GIVEN INFORMATION:
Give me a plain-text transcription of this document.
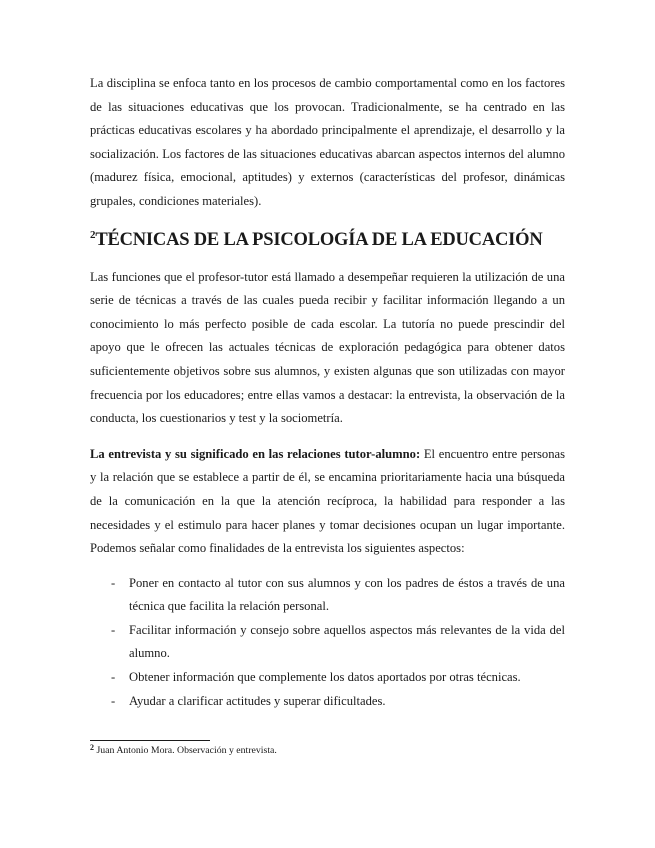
La disciplina se enfoca tanto en los procesos de cambio comportamental como en los factores de las situaciones educativas que los provocan. Tradicionalmente, se ha centrado en las prácticas educativas escolares y ha abordado principalmente el aprendizaje, el desarrollo y la socialización. Los factores de las situaciones educativas abarcan aspectos internos del alumno (madurez física, emocional, aptitudes) y externos (características del profesor, dinámicas grupales, condiciones materiales).

$^2$TÉCNICAS DE LA PSICOLOGÍA DE LA EDUCACIÓN

Las funciones que el profesor-tutor está llamado a desempeñar requieren la utilización de una serie de técnicas a través de las cuales pueda recibir y facilitar información llegando a un conocimiento lo más perfecto posible de cada escolar. La tutoría no puede prescindir del apoyo que le ofrecen las actuales técnicas de exploración pedagógica para obtener datos suficientemente objetivos sobre sus alumnos, y existen algunas que son utilizadas con mayor frecuencia por los educadores; entre ellas vamos a destacar: la entrevista, la observación de la conducta, los cuestionarios y test y la sociometría.

La entrevista y su significado en las relaciones tutor-alumno: El encuentro entre personas y la relación que se establece a partir de él, se encamina prioritariamente hacia una búsqueda de la comunicación en la que la atención recíproca, la habilidad para responder a las necesidades y el estimulo para hacer planes y tomar decisiones ocupan un lugar importante. Podemos señalar como finalidades de la entrevista los siguientes aspectos:

- Poner en contacto al tutor con sus alumnos y con los padres de éstos a través de una técnica que facilita la relación personal.
- Facilitar información y consejo sobre aquellos aspectos más relevantes de la vida del alumno.
- Obtener información que complemente los datos aportados por otras técnicas.
- Ayudar a clarificar actitudes y superar dificultades.
$^2$ Juan Antonio Mora. Observación y entrevista.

WORK INSTRUCTIONS:
Give the number of lines in the listing above that hold the string "como", with nothing else.

EXERCISE SOLUTION:
2